*JOB*: Copy the records from the start through the line containing "county-point xyxy=(437,441,448,452)", swapping "Fraction" for "Share" and leaving everything else unchanged.

*SUPPLIED MATERIAL*:
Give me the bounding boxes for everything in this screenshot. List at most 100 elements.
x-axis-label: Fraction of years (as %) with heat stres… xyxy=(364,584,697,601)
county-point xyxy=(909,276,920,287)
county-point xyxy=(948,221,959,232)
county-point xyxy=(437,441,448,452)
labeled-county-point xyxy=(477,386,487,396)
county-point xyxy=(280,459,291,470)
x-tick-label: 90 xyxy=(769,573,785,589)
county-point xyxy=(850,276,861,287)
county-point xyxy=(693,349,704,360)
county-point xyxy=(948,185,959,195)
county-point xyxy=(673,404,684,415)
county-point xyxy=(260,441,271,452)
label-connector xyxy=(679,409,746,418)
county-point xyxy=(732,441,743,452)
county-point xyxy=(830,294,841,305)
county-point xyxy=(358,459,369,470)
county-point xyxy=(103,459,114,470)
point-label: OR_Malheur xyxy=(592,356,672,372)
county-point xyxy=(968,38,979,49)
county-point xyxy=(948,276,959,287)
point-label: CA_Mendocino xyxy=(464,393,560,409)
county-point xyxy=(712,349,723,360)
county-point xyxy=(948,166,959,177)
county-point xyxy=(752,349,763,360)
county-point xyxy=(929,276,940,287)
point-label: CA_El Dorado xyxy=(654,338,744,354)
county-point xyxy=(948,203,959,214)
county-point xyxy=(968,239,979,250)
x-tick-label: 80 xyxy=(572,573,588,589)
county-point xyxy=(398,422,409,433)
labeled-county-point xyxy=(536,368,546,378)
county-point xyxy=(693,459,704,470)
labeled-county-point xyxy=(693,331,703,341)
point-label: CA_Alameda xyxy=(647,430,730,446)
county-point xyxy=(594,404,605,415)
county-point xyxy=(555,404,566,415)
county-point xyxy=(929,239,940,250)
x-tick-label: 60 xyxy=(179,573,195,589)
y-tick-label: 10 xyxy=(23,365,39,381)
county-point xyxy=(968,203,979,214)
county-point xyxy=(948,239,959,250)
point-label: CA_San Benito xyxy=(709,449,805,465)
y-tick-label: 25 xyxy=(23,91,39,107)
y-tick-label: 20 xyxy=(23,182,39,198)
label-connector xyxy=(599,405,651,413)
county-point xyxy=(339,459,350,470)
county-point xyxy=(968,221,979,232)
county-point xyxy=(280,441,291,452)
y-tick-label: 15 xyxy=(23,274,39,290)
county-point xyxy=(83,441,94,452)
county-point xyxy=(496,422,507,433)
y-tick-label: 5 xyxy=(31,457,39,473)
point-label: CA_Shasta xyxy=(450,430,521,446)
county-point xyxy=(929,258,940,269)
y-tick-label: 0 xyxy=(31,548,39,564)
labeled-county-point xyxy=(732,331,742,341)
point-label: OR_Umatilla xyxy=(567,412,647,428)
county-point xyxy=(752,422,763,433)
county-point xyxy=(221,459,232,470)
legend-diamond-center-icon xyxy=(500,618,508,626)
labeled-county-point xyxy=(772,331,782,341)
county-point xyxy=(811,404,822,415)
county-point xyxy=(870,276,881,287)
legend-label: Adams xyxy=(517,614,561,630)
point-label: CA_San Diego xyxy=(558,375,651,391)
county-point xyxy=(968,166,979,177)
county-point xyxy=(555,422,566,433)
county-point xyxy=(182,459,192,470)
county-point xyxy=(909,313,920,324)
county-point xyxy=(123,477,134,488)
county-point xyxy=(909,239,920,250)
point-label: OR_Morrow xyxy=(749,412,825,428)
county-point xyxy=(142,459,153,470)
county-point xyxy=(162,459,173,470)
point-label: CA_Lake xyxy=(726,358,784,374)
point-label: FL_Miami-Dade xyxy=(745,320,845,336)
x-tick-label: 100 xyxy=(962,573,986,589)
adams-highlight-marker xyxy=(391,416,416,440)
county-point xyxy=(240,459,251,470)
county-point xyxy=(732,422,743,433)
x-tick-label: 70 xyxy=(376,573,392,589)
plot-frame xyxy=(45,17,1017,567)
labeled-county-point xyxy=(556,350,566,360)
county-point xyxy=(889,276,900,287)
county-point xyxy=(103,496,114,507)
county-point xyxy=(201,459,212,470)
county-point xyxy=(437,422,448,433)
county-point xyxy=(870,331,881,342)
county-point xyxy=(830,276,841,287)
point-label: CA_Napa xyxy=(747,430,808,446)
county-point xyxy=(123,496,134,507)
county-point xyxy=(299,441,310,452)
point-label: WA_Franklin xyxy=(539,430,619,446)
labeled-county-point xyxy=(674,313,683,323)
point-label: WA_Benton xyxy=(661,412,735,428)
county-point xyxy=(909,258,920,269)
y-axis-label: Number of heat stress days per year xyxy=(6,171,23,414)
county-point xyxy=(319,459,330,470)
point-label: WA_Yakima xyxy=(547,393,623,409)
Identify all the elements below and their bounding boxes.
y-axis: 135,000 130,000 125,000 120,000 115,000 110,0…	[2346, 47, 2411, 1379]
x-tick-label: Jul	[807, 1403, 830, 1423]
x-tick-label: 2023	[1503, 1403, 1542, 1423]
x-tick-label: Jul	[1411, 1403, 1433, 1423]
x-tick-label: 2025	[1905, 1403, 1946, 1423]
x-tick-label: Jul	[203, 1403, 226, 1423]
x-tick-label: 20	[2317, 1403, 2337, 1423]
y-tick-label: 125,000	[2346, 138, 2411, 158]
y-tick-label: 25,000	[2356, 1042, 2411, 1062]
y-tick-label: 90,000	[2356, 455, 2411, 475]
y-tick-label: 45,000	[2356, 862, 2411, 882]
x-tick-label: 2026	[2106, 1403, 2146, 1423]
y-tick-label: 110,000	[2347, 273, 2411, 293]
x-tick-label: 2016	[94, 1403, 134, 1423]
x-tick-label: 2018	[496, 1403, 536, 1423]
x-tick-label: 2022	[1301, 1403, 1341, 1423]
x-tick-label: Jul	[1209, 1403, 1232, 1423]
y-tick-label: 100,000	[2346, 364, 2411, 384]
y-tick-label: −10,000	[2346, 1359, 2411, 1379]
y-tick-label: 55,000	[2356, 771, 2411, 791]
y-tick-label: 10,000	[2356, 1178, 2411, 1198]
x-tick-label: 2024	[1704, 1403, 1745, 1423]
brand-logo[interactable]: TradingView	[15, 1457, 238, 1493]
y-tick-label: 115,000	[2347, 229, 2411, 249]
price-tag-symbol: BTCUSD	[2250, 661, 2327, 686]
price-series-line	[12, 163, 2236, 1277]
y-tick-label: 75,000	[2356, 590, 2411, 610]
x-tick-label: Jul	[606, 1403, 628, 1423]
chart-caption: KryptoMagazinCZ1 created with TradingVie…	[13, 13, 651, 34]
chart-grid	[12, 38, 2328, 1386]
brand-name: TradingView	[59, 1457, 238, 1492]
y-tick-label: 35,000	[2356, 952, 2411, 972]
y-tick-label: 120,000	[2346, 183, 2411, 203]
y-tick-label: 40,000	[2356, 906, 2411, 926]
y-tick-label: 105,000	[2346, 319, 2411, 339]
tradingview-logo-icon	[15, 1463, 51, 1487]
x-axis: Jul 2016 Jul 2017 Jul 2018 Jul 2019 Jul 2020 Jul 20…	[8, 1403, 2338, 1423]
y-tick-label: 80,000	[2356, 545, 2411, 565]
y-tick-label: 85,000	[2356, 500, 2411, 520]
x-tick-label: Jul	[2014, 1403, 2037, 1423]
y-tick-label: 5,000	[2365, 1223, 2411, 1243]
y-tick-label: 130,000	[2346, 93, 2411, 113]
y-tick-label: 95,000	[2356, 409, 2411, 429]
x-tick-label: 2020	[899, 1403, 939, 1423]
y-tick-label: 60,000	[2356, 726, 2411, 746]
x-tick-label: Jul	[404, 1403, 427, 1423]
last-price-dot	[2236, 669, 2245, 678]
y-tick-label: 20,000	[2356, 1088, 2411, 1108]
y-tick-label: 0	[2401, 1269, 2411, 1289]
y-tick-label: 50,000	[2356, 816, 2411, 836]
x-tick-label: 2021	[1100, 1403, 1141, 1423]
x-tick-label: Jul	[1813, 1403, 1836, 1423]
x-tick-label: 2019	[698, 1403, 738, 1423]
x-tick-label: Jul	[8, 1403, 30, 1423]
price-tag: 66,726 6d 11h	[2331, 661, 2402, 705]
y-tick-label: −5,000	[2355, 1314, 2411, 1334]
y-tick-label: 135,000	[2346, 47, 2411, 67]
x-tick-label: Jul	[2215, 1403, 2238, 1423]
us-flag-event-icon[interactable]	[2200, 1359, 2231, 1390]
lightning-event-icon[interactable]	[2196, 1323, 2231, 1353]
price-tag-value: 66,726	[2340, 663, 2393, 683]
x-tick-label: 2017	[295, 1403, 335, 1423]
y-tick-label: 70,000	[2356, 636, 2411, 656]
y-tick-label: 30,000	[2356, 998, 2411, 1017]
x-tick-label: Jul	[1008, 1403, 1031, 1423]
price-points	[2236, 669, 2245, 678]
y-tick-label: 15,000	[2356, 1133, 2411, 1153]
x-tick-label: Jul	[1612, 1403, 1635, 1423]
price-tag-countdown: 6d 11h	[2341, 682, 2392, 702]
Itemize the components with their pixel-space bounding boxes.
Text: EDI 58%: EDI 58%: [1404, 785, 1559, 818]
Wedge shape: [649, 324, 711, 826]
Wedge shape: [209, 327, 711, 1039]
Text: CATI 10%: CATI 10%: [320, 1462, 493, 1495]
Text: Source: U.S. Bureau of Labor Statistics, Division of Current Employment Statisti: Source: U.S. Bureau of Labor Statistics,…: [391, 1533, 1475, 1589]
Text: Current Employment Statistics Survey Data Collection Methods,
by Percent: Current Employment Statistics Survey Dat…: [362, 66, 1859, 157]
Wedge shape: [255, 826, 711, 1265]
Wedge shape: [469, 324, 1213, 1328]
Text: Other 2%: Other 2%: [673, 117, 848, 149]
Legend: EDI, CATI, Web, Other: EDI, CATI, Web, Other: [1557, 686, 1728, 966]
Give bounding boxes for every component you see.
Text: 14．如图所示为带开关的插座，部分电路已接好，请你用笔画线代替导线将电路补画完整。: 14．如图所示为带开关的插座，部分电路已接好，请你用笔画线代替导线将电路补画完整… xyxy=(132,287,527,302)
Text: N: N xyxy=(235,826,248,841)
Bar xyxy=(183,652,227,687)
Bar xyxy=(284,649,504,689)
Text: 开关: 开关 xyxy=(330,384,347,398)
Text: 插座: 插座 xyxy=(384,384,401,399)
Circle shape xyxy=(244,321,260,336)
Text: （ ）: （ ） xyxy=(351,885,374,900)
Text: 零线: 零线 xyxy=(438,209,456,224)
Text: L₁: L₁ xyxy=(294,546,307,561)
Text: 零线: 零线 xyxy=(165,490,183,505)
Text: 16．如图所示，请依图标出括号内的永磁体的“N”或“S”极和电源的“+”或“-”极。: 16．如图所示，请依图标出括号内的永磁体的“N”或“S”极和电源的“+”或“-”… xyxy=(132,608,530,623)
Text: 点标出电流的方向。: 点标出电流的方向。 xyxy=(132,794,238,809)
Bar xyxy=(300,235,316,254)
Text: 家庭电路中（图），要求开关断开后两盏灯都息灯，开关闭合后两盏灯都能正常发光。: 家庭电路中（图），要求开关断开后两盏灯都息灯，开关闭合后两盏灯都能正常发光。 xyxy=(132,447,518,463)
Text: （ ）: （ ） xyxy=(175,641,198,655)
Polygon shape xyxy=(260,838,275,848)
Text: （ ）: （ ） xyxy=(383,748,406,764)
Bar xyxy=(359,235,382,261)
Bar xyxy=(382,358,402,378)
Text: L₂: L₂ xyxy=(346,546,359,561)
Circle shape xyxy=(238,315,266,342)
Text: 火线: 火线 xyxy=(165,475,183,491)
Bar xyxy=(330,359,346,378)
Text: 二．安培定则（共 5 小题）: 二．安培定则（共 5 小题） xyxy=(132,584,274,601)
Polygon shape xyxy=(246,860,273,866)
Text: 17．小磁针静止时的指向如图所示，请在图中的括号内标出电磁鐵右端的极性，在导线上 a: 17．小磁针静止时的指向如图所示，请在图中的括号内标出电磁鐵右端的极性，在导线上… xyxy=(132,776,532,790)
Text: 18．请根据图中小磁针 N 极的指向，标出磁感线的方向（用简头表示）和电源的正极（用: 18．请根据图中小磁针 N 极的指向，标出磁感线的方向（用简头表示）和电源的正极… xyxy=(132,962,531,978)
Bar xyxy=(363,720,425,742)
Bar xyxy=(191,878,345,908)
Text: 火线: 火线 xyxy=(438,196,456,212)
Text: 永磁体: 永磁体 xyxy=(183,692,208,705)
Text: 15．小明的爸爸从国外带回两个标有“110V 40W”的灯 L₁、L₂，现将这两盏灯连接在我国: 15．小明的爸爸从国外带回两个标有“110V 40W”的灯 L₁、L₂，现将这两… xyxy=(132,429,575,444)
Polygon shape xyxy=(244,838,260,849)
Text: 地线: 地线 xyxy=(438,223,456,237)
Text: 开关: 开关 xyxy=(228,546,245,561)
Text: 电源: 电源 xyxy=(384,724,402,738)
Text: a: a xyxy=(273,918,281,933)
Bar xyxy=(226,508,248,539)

*REPLY*:
Give me the bounding boxes for everything in this screenshot. List at most 100 elements.
x-axis-label: Share of years (as %) with heat stres… xyxy=(364,584,697,601)
county-point xyxy=(909,276,920,287)
county-point xyxy=(948,221,959,232)
county-point xyxy=(437,441,448,452)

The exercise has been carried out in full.